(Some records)
┌────────
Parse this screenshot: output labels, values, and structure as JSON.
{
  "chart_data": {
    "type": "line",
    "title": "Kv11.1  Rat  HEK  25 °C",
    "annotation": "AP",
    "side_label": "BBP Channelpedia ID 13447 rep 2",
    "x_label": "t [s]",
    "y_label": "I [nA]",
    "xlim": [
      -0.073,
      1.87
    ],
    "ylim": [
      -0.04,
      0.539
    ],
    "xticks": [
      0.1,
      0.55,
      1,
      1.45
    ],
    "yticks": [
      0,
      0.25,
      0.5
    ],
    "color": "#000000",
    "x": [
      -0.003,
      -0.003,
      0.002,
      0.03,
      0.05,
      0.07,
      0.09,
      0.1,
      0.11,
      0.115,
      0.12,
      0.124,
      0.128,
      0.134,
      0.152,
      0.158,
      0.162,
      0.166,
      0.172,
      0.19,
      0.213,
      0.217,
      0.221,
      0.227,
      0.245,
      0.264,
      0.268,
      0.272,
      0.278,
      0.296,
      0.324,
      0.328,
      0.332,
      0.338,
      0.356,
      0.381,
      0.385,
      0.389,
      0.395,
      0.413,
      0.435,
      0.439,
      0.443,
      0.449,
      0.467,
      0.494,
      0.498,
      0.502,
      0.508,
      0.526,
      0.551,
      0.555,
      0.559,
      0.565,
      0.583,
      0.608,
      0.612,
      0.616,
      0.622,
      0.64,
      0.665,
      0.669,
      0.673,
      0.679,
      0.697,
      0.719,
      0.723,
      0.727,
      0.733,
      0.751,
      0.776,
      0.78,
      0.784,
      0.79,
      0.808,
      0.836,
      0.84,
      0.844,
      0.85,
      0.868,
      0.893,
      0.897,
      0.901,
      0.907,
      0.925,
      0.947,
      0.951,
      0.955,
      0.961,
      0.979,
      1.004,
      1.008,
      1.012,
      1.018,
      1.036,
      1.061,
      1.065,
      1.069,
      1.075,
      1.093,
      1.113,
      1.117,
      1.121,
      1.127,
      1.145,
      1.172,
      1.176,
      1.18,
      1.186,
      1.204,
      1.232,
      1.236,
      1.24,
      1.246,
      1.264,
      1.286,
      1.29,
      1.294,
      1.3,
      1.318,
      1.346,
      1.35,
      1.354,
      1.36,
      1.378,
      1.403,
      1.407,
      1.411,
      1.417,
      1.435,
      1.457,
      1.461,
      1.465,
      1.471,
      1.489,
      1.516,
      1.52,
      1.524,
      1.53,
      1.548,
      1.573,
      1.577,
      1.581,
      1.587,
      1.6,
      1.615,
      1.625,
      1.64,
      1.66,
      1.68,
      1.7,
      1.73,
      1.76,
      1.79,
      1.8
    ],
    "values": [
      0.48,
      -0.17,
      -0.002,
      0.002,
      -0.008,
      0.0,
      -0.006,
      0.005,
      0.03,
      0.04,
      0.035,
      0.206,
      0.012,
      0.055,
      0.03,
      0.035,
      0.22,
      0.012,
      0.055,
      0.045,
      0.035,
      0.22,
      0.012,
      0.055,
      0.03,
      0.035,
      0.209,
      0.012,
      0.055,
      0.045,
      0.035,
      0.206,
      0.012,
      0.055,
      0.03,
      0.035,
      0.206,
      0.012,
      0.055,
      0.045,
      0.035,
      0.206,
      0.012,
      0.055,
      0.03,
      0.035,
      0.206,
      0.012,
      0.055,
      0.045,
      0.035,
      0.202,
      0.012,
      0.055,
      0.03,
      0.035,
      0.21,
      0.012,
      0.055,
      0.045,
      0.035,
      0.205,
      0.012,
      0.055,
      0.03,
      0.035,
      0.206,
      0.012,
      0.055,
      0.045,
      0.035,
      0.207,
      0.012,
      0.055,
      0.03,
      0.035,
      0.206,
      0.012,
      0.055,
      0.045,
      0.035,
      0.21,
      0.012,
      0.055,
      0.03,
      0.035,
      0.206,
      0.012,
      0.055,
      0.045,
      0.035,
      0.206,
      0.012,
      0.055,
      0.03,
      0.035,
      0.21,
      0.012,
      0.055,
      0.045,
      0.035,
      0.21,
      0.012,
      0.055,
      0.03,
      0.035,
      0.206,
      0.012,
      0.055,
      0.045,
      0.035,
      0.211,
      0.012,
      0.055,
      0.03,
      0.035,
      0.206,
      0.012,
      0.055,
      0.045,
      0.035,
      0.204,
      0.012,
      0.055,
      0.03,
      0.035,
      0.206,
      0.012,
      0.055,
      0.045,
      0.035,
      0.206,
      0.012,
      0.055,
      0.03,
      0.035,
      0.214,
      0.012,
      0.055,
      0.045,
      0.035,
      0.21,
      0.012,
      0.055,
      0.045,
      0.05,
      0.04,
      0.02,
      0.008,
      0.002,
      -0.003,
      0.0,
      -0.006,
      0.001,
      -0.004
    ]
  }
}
└────────
:: PROBLEM TO WORK ON ::
From the records above, extract every line exactly as it stands.

:: SOLVED PROBLEM ::
Parse this screenshot: output labels, values, and structure as JSON.
{
  "chart_data": {
    "type": "line",
    "title": "Kv11.1  Rat  HEK  25 °C",
    "annotation": "AP",
    "side_label": "BBP Channelpedia ID 13447 rep 2",
    "x_label": "t [s]",
    "y_label": "I [nA]",
    "xlim": [
      -0.073,
      1.87
    ],
    "ylim": [
      -0.04,
      0.539
    ],
    "xticks": [
      0.1,
      0.55,
      1,
      1.45
    ],
    "yticks": [
      0,
      0.25,
      0.5
    ],
    "color": "#000000",
    "x": [
      -0.003,
      -0.003,
      0.002,
      0.03,
      0.05,
      0.07,
      0.09,
      0.1,
      0.11,
      0.115,
      0.12,
      0.124,
      0.128,
      0.134,
      0.152,
      0.158,
      0.162,
      0.166,
      0.172,
      0.19,
      0.213,
      0.217,
      0.221,
      0.227,
      0.245,
      0.264,
      0.268,
      0.272,
      0.278,
      0.296,
      0.324,
      0.328,
      0.332,
      0.338,
      0.356,
      0.381,
      0.385,
      0.389,
      0.395,
      0.413,
      0.435,
      0.439,
      0.443,
      0.449,
      0.467,
      0.494,
      0.498,
      0.502,
      0.508,
      0.526,
      0.551,
      0.555,
      0.559,
      0.565,
      0.583,
      0.608,
      0.612,
      0.616,
      0.622,
      0.64,
      0.665,
      0.669,
      0.673,
      0.679,
      0.697,
      0.719,
      0.723,
      0.727,
      0.733,
      0.751,
      0.776,
      0.78,
      0.784,
      0.79,
      0.808,
      0.836,
      0.84,
      0.844,
      0.85,
      0.868,
      0.893,
      0.897,
      0.901,
      0.907,
      0.925,
      0.947,
      0.951,
      0.955,
      0.961,
      0.979,
      1.004,
      1.008,
      1.012,
      1.018,
      1.036,
      1.061,
      1.065,
      1.069,
      1.075,
      1.093,
      1.113,
      1.117,
      1.121,
      1.127,
      1.145,
      1.172,
      1.176,
      1.18,
      1.186,
      1.204,
      1.232,
      1.236,
      1.24,
      1.246,
      1.264,
      1.286,
      1.29,
      1.294,
      1.3,
      1.318,
      1.346,
      1.35,
      1.354,
      1.36,
      1.378,
      1.403,
      1.407,
      1.411,
      1.417,
      1.435,
      1.457,
      1.461,
      1.465,
      1.471,
      1.489,
      1.516,
      1.52,
      1.524,
      1.53,
      1.548,
      1.573,
      1.577,
      1.581,
      1.587,
      1.6,
      1.615,
      1.625,
      1.64,
      1.66,
      1.68,
      1.7,
      1.73,
      1.76,
      1.79,
      1.8
    ],
    "values": [
      0.48,
      -0.17,
      -0.002,
      0.002,
      -0.008,
      0.0,
      -0.006,
      0.005,
      0.03,
      0.04,
      0.035,
      0.206,
      0.012,
      0.055,
      0.03,
      0.035,
      0.22,
      0.012,
      0.055,
      0.045,
      0.035,
      0.22,
      0.012,
      0.055,
      0.03,
      0.035,
      0.209,
      0.012,
      0.055,
      0.045,
      0.035,
      0.206,
      0.012,
      0.055,
      0.03,
      0.035,
      0.206,
      0.012,
      0.055,
      0.045,
      0.035,
      0.206,
      0.012,
      0.055,
      0.03,
      0.035,
      0.206,
      0.012,
      0.055,
      0.045,
      0.035,
      0.202,
      0.012,
      0.055,
      0.03,
      0.035,
      0.21,
      0.012,
      0.055,
      0.045,
      0.035,
      0.205,
      0.012,
      0.055,
      0.03,
      0.035,
      0.206,
      0.012,
      0.055,
      0.045,
      0.035,
      0.207,
      0.012,
      0.055,
      0.03,
      0.035,
      0.206,
      0.012,
      0.055,
      0.045,
      0.035,
      0.21,
      0.012,
      0.055,
      0.03,
      0.035,
      0.206,
      0.012,
      0.055,
      0.045,
      0.035,
      0.206,
      0.012,
      0.055,
      0.03,
      0.035,
      0.21,
      0.012,
      0.055,
      0.045,
      0.035,
      0.21,
      0.012,
      0.055,
      0.03,
      0.035,
      0.206,
      0.012,
      0.055,
      0.045,
      0.035,
      0.211,
      0.012,
      0.055,
      0.03,
      0.035,
      0.206,
      0.012,
      0.055,
      0.045,
      0.035,
      0.204,
      0.012,
      0.055,
      0.03,
      0.035,
      0.206,
      0.012,
      0.055,
      0.045,
      0.035,
      0.206,
      0.012,
      0.055,
      0.03,
      0.035,
      0.214,
      0.012,
      0.055,
      0.045,
      0.035,
      0.21,
      0.012,
      0.055,
      0.045,
      0.05,
      0.04,
      0.02,
      0.008,
      0.002,
      -0.003,
      0.0,
      -0.006,
      0.001,
      -0.004
    ]
  }
}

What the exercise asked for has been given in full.